(THE PROBLEM)
Find every line in the records below that holds the word "Eléctrico", and copy it out.

(Records from a dataset)

- - -

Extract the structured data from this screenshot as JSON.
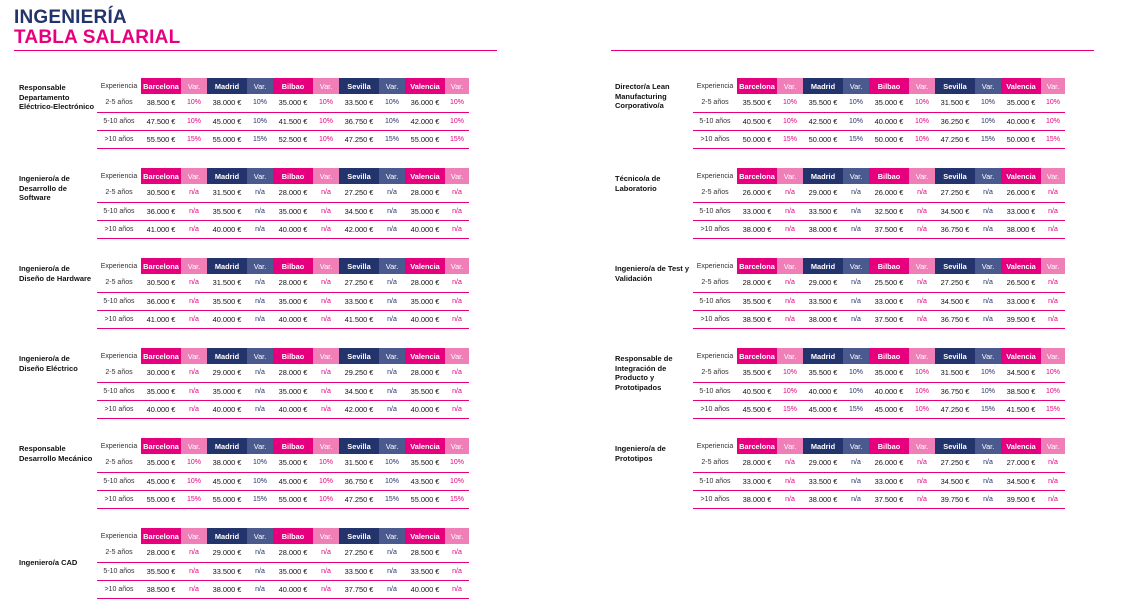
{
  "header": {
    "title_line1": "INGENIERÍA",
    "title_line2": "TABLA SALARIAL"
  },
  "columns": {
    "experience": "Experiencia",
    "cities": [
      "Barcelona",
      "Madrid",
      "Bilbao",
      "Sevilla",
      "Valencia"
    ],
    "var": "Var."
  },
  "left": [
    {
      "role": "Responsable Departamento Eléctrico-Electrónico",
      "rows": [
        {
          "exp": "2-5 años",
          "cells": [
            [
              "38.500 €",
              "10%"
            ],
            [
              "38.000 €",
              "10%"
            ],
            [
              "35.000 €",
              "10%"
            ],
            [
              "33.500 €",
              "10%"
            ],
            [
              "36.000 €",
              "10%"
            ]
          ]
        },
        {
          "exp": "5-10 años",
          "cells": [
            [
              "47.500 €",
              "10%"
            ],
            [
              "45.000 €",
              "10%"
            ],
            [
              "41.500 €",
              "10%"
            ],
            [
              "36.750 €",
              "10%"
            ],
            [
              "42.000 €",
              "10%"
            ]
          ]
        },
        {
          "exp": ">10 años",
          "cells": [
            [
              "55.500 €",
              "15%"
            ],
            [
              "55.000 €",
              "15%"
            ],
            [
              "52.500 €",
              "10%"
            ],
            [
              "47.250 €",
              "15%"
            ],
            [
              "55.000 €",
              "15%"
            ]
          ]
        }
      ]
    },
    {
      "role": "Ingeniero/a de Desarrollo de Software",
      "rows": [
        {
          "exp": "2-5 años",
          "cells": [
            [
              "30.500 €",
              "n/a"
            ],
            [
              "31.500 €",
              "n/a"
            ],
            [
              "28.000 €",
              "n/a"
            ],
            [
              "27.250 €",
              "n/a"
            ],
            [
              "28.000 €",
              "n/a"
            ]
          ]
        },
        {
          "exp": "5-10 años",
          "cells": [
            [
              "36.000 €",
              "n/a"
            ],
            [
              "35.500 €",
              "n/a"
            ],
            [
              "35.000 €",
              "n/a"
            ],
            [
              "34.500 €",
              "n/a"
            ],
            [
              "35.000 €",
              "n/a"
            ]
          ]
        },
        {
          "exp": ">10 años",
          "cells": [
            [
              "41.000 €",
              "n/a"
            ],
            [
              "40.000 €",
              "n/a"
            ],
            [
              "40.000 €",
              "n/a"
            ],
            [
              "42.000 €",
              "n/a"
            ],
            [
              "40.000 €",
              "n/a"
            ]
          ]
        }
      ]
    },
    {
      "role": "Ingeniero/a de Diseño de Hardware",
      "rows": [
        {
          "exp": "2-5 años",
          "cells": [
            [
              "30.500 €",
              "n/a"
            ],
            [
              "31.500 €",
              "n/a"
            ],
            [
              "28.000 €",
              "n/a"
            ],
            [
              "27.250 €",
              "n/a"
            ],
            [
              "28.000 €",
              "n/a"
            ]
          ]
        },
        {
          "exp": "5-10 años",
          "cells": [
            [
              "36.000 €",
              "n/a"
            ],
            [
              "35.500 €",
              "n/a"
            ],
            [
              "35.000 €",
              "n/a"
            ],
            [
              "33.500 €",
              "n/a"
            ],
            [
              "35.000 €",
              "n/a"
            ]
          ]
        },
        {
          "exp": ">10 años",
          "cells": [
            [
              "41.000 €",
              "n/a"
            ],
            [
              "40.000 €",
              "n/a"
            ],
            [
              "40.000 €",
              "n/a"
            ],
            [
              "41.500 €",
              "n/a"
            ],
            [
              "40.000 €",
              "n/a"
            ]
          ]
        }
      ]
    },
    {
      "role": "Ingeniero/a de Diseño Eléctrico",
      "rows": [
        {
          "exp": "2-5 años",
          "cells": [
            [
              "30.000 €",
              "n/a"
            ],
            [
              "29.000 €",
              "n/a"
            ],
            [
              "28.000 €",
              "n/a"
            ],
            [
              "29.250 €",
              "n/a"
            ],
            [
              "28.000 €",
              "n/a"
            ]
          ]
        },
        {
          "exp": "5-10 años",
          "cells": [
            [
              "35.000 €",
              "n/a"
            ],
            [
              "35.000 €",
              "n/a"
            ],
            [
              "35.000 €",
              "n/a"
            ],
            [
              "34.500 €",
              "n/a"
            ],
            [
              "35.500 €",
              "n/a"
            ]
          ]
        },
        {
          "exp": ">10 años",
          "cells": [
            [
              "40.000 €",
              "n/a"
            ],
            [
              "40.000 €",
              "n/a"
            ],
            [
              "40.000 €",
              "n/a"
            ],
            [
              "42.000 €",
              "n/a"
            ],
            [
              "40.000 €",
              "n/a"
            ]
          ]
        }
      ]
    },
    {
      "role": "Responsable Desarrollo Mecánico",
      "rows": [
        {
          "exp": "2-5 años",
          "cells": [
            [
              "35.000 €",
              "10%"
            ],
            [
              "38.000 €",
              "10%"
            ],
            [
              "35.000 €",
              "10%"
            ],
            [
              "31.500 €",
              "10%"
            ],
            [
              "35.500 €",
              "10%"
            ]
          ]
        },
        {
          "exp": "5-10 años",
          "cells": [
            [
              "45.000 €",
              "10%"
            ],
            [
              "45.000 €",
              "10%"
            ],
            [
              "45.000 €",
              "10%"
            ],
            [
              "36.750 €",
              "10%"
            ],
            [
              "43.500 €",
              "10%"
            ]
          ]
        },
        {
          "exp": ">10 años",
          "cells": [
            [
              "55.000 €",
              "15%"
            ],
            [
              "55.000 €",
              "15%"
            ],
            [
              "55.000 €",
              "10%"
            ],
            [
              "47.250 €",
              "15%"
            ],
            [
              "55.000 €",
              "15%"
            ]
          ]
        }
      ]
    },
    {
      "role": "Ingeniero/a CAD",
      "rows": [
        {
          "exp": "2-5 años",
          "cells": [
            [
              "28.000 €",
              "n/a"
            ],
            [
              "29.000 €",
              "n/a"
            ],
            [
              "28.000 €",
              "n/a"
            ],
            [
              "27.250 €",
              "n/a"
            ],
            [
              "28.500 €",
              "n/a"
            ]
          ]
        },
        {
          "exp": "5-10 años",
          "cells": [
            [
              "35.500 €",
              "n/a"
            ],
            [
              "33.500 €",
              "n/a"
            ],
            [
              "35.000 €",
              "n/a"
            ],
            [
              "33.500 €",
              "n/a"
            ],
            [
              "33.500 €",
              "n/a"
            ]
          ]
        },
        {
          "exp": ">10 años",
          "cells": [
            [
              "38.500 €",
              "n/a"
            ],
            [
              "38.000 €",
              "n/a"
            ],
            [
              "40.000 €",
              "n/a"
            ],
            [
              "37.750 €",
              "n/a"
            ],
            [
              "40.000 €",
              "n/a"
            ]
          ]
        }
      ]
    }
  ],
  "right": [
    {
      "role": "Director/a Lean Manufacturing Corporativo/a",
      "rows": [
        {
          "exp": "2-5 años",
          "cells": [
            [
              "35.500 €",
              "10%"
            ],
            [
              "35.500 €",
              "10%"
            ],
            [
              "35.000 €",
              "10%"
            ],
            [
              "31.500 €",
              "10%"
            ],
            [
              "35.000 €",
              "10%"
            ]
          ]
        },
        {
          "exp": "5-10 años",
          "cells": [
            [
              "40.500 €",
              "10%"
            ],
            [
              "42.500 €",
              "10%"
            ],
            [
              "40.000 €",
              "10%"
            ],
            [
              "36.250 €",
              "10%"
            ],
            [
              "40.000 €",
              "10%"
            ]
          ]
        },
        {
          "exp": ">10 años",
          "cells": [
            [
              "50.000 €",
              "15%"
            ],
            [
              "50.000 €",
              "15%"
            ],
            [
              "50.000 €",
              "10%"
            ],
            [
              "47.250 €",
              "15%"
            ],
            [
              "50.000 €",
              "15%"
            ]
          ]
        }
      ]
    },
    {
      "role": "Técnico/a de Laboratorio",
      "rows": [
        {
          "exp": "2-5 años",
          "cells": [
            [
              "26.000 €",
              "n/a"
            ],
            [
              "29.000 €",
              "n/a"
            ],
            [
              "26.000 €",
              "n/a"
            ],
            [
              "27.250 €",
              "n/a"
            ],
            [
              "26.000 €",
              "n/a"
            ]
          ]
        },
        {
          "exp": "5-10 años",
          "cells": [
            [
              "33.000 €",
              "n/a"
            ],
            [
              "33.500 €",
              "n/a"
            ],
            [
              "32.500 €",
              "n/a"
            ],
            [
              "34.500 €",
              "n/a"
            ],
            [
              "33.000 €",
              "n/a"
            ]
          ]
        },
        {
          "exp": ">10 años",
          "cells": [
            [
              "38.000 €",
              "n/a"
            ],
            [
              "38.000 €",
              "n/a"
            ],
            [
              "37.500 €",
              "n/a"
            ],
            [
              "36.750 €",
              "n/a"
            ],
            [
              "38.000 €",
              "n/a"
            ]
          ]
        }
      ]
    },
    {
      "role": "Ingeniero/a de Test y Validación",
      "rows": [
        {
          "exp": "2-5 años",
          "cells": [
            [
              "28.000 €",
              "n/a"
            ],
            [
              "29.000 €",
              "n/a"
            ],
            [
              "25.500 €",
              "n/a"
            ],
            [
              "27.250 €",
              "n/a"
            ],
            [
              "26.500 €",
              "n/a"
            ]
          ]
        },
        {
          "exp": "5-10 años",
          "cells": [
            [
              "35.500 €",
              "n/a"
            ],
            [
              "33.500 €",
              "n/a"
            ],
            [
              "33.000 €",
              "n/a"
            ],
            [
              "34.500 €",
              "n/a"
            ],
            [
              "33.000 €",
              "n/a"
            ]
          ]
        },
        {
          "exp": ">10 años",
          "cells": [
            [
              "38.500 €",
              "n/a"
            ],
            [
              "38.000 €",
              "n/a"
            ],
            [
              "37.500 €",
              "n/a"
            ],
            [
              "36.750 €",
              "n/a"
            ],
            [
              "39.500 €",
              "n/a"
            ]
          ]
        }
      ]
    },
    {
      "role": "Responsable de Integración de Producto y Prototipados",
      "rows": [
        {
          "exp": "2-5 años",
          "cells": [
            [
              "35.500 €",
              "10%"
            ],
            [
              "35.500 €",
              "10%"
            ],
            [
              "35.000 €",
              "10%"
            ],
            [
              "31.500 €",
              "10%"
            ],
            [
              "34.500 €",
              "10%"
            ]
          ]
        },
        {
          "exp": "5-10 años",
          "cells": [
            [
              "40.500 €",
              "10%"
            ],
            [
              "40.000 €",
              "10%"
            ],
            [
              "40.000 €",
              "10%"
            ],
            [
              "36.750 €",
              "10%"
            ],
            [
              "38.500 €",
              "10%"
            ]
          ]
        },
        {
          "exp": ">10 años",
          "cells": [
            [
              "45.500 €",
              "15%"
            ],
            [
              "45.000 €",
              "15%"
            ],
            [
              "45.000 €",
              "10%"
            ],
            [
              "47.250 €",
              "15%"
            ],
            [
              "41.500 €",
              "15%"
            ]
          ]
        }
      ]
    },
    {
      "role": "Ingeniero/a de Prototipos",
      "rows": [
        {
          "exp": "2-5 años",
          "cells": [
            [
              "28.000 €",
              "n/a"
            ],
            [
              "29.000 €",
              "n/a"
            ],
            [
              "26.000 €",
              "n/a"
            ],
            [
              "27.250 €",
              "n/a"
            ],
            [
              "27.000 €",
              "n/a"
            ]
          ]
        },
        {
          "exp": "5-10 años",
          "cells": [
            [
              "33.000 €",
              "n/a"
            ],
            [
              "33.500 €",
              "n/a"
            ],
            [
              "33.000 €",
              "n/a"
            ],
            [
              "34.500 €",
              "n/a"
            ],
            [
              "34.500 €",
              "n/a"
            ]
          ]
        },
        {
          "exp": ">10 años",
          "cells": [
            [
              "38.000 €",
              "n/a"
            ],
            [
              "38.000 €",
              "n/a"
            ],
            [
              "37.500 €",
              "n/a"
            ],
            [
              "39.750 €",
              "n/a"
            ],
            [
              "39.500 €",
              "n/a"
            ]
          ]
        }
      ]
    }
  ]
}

- - -

(WRITTEN ANSWER)
      "role": "Responsable Departamento Eléctrico-Electrónico",
      "role": "Ingeniero/a de Diseño Eléctrico",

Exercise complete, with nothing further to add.